Spatial layout entries
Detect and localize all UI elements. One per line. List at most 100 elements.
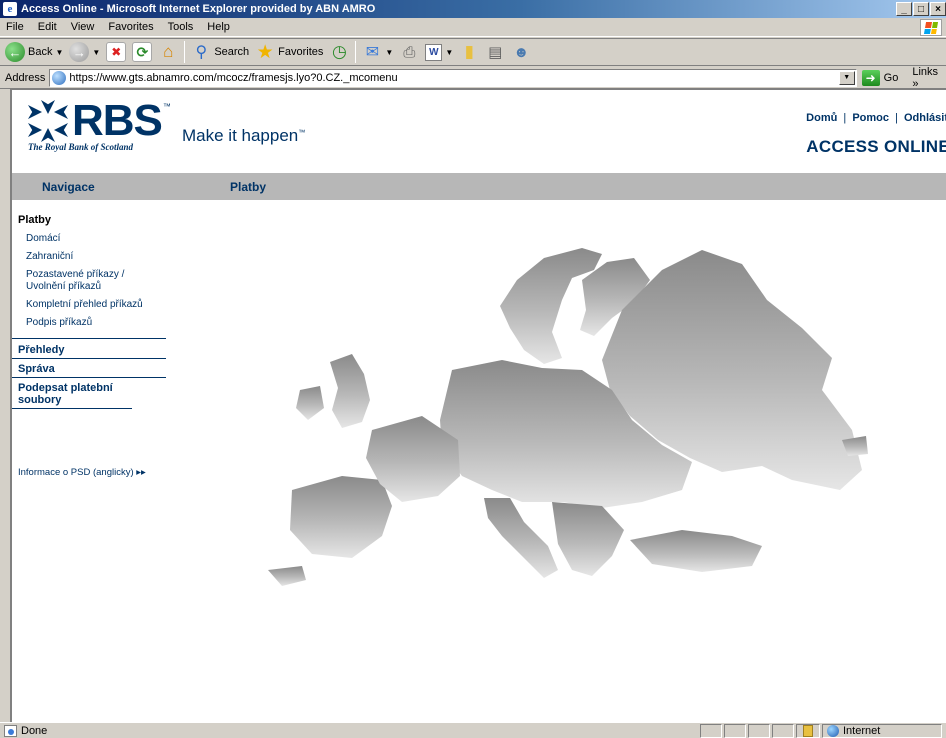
forward-arrow-icon: → (69, 42, 90, 62)
research-icon: ▤ (488, 44, 503, 61)
status-panel (700, 723, 722, 738)
go-label: Go (883, 71, 899, 84)
address-label: Address (5, 71, 46, 84)
status-panel (772, 723, 794, 738)
back-dropdown-icon[interactable]: ▼ (55, 48, 63, 57)
daisy-wheel-icon (28, 102, 68, 140)
sidebar-title-platby[interactable]: Platby (12, 200, 172, 230)
status-text-area: Done (0, 724, 698, 737)
sidebar-section-podepsat[interactable]: Podepsat platební soubory (12, 378, 132, 409)
edit-word-button[interactable]: W ▼ (422, 40, 456, 64)
star-icon: ★ (256, 41, 274, 63)
home-link[interactable]: Domů (806, 112, 837, 124)
refresh-button[interactable]: ⟳ (129, 40, 155, 64)
secure-lock-panel (796, 723, 820, 738)
menu-help[interactable]: Help (200, 21, 237, 33)
back-arrow-icon: ← (5, 42, 25, 62)
minimize-button[interactable]: _ (896, 2, 912, 16)
window-title: Access Online - Microsoft Internet Explo… (21, 3, 376, 15)
printer-icon: ⎙ (403, 43, 416, 61)
windows-logo-icon (920, 19, 942, 36)
folder-button[interactable]: ▮ (456, 40, 482, 64)
security-zone[interactable]: Internet (822, 723, 942, 738)
home-icon: ⌂ (163, 42, 174, 61)
address-dropdown-icon[interactable]: ▼ (838, 70, 855, 85)
psd-info-link[interactable]: Informace o PSD (anglicky) ▸▸ (18, 467, 146, 478)
logo-trademark: ™ (162, 102, 171, 111)
stop-button[interactable]: ✖ (103, 40, 129, 64)
menu-favorites[interactable]: Favorites (101, 21, 160, 33)
link-separator: | (843, 112, 847, 124)
edit-dropdown-icon[interactable]: ▼ (445, 48, 453, 57)
menu-file[interactable]: File (0, 21, 31, 33)
messenger-button[interactable]: ☻ (508, 40, 534, 64)
favorites-button[interactable]: ★ Favorites (252, 40, 326, 64)
back-button[interactable]: ← Back ▼ (2, 40, 66, 64)
forward-dropdown-icon[interactable]: ▼ (92, 48, 100, 57)
messenger-icon: ☻ (513, 43, 530, 61)
nav-bar: Navigace Platby (12, 173, 946, 200)
toolbar-separator (184, 41, 186, 63)
done-page-icon (4, 724, 17, 737)
menu-bar: File Edit View Favorites Tools Help (0, 18, 946, 37)
sidebar-item-zahranicni[interactable]: Zahraniční (12, 248, 172, 266)
frame-gutter (0, 89, 10, 722)
sidebar-section-sprava[interactable]: Správa (12, 359, 166, 378)
sidebar-item-domaci[interactable]: Domácí (12, 230, 172, 248)
mail-button[interactable]: ✉ ▼ (359, 40, 396, 64)
lock-icon (803, 724, 813, 737)
mail-dropdown-icon[interactable]: ▼ (385, 48, 393, 57)
globe-icon (827, 724, 839, 737)
back-label: Back (28, 46, 53, 58)
refresh-icon: ⟳ (132, 42, 153, 62)
logout-link[interactable]: Odhlásit (904, 112, 946, 124)
link-separator: | (895, 112, 898, 124)
sidebar: Platby Domácí Zahraniční Pozastavené pří… (12, 200, 172, 409)
status-bar: Done Internet (0, 722, 946, 738)
search-button[interactable]: ⚲ Search (188, 40, 252, 64)
window-title-bar: e Access Online - Microsoft Internet Exp… (0, 0, 946, 18)
sidebar-item-podpis[interactable]: Podpis příkazů (12, 314, 172, 332)
print-button[interactable]: ⎙ (396, 40, 422, 64)
research-button[interactable]: ▤ (482, 40, 508, 64)
links-button[interactable]: Links » (912, 66, 946, 90)
go-button[interactable]: ➜ Go (861, 69, 899, 86)
history-button[interactable]: ◷ (326, 40, 352, 64)
forward-button[interactable]: → ▼ (66, 40, 103, 64)
status-text: Done (21, 724, 48, 737)
mail-icon: ✉ (365, 44, 380, 61)
logo-text: RBS (72, 96, 163, 145)
address-input[interactable] (69, 71, 839, 84)
address-field[interactable]: ▼ (49, 68, 857, 87)
tagline: Make it happen™ (182, 126, 305, 146)
maximize-button[interactable]: □ (913, 2, 929, 16)
rbs-logo[interactable]: RBS ™ The Royal Bank of Scotland (28, 96, 171, 152)
site-header: RBS ™ The Royal Bank of Scotland Make it… (12, 90, 946, 173)
nav-platby[interactable]: Platby (202, 180, 266, 194)
standard-toolbar: ← Back ▼ → ▼ ✖ ⟳ ⌂ ⚲ Search ★ Favorites … (0, 38, 946, 66)
menu-edit[interactable]: Edit (31, 21, 64, 33)
word-icon: W (425, 43, 443, 61)
home-button[interactable]: ⌂ (155, 40, 181, 64)
search-icon: ⚲ (195, 44, 208, 61)
europe-map-image (268, 248, 868, 586)
product-name: ACCESS ONLINE (806, 137, 946, 156)
ie-icon: e (3, 2, 17, 16)
address-bar: Address ▼ ➜ Go Links » (0, 66, 946, 90)
close-button[interactable]: × (930, 2, 946, 16)
help-link[interactable]: Pomoc (852, 112, 889, 124)
zone-label: Internet (843, 724, 881, 737)
menu-view[interactable]: View (64, 21, 102, 33)
top-links: Domů | Pomoc | Odhlásit (806, 112, 946, 124)
page-icon (52, 70, 67, 85)
sidebar-item-prehled[interactable]: Kompletní přehled příkazů (12, 296, 172, 314)
window-controls: _ □ × (895, 2, 946, 16)
tagline-trademark: ™ (298, 129, 306, 137)
sidebar-item-pozastavene[interactable]: Pozastavené příkazy / Uvolnění příkazů (12, 266, 132, 296)
sidebar-section-prehledy[interactable]: Přehledy (12, 338, 166, 359)
stop-icon: ✖ (106, 42, 127, 62)
folder-icon: ▮ (464, 42, 474, 61)
toolbar-separator (355, 41, 357, 63)
tagline-text: Make it happen (182, 126, 299, 145)
menu-tools[interactable]: Tools (161, 21, 201, 33)
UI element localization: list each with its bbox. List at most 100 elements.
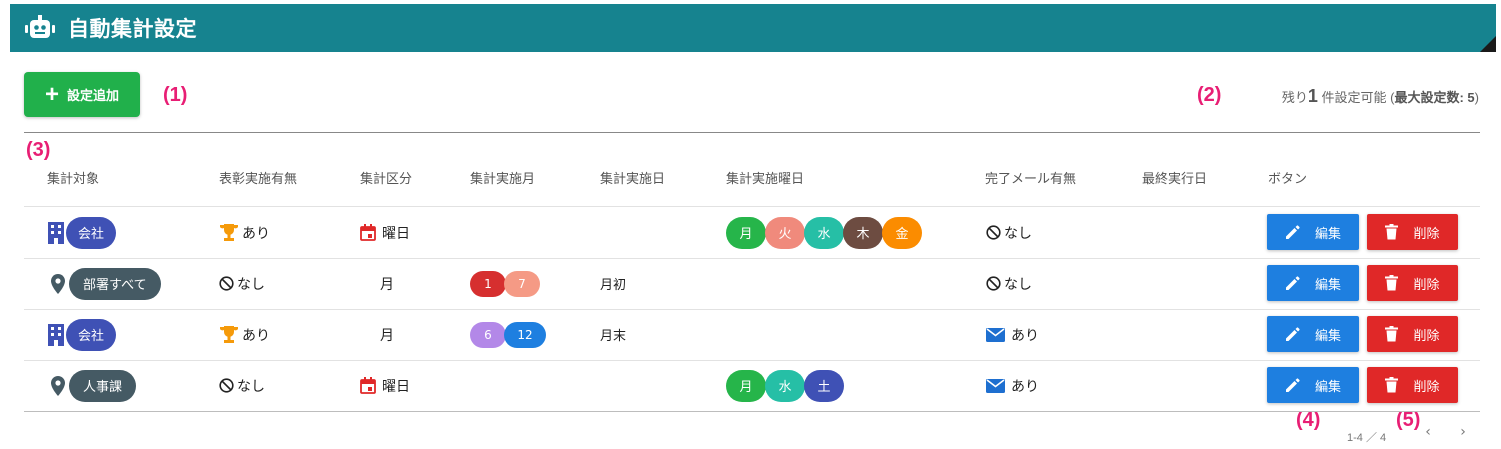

YOUR INSTRUCTIONS ->
List every line of the records above that contains the word "Tools".

SOLUTION TO THIS EXERCISE ->
menu-bar: File Edit View Favorites Tools Help (0, 18, 946, 37)
menu-tools[interactable]: Tools (161, 21, 201, 33)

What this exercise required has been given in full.